[Start of PROVIDED RECORDS]

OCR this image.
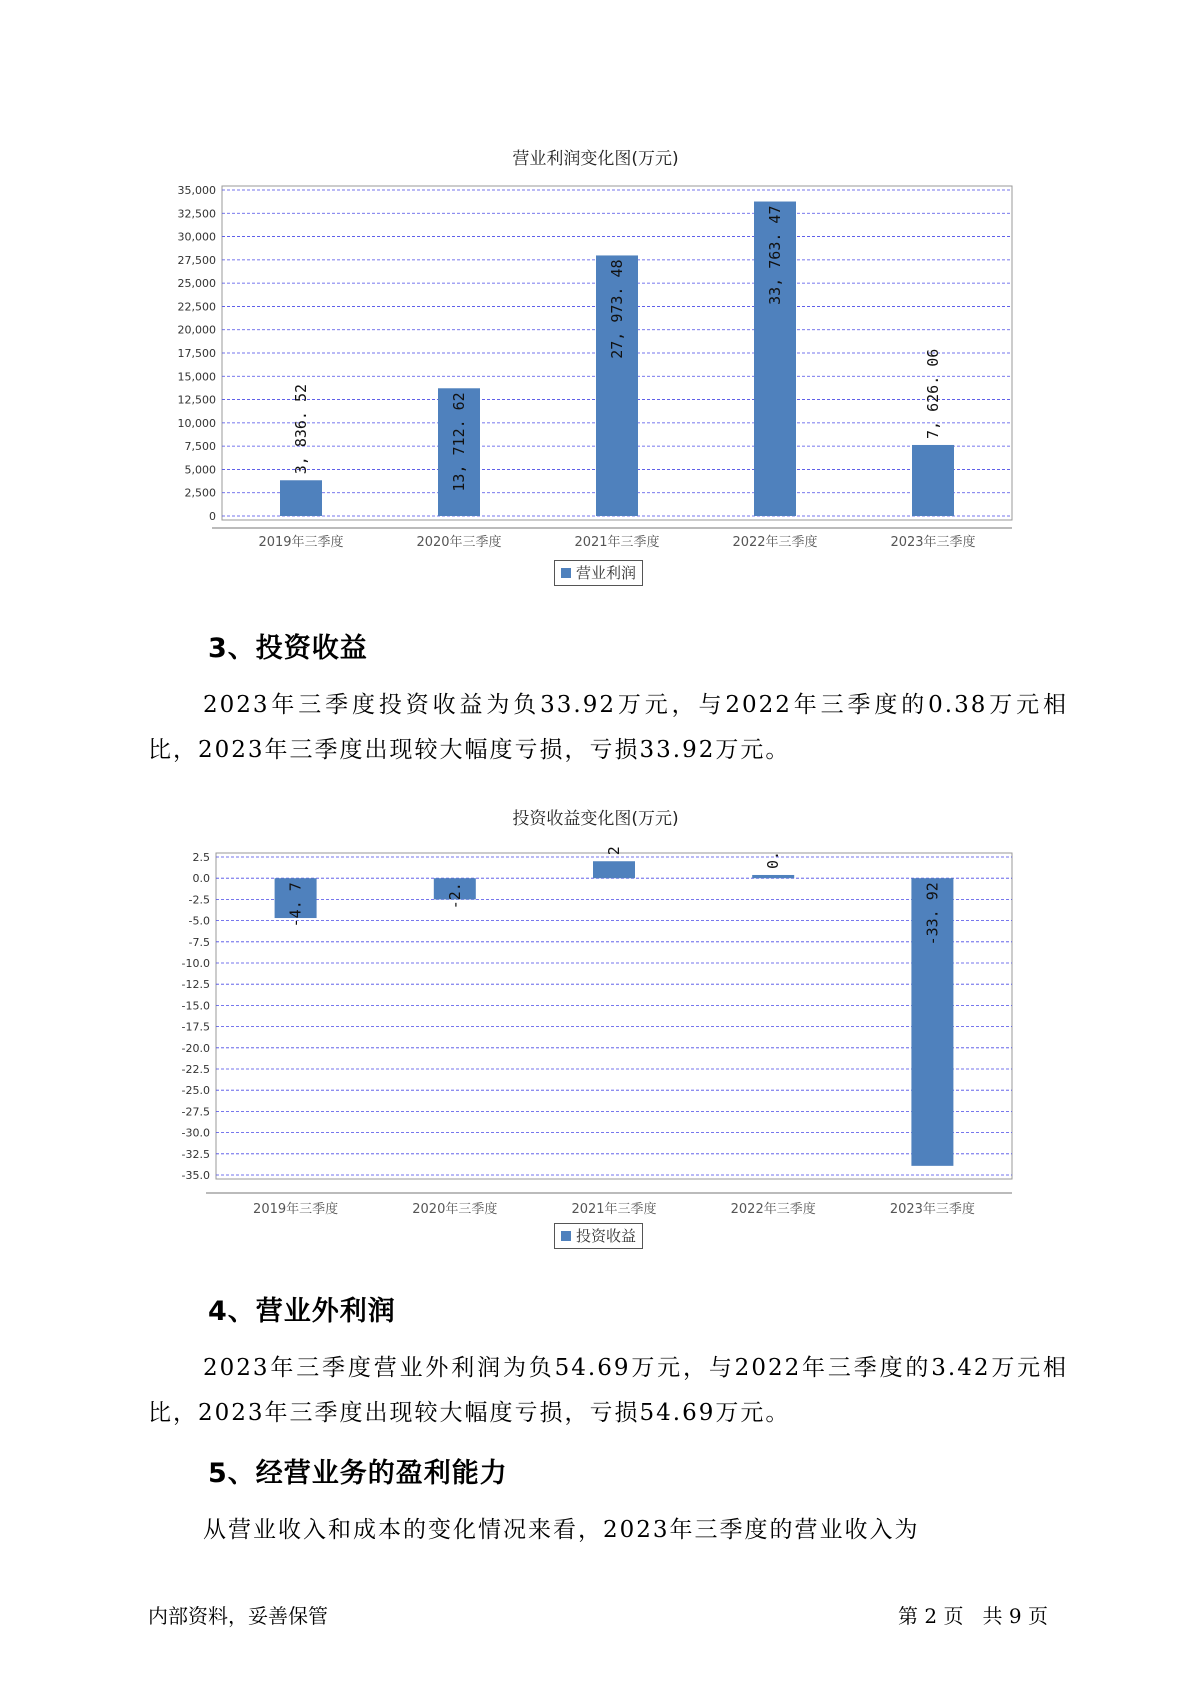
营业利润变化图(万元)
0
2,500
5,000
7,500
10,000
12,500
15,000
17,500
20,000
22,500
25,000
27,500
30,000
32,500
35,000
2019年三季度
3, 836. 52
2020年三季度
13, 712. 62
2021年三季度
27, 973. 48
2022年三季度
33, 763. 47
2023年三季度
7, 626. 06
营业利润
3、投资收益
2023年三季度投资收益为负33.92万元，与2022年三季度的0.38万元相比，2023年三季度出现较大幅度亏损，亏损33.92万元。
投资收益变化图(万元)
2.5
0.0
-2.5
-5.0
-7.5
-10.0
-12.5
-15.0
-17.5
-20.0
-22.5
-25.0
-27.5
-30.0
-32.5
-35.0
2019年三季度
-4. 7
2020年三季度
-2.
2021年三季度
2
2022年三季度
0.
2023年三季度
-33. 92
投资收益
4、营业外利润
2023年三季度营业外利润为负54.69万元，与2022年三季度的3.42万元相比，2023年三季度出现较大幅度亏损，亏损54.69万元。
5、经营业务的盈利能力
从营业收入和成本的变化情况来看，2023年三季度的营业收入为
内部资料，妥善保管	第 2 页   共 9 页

[End of PROVIDED RECORDS]

§ **TASK TO CARRY OUT**: Without the images, write out each line of the data verbatim.

§ **RESPONSE TO THE EXERCISE**:
OCR this image.
营业利润变化图(万元)
0
2,500
5,000
7,500
10,000
12,500
15,000
17,500
20,000
22,500
25,000
27,500
30,000
32,500
35,000
2019年三季度
3, 836. 52
2020年三季度
13, 712. 62
2021年三季度
27, 973. 48
2022年三季度
33, 763. 47
2023年三季度
7, 626. 06
营业利润
3、投资收益
2023年三季度投资收益为负33.92万元，与2022年三季度的0.38万元相比，2023年三季度出现较大幅度亏损，亏损33.92万元。
投资收益变化图(万元)
2.5
0.0
-2.5
-5.0
-7.5
-10.0
-12.5
-15.0
-17.5
-20.0
-22.5
-25.0
-27.5
-30.0
-32.5
-35.0
2019年三季度
-4. 7
2020年三季度
-2.
2021年三季度
2
2022年三季度
0.
2023年三季度
-33. 92
投资收益
4、营业外利润
2023年三季度营业外利润为负54.69万元，与2022年三季度的3.42万元相比，2023年三季度出现较大幅度亏损，亏损54.69万元。
5、经营业务的盈利能力
从营业收入和成本的变化情况来看，2023年三季度的营业收入为
内部资料，妥善保管	第 2 页   共 9 页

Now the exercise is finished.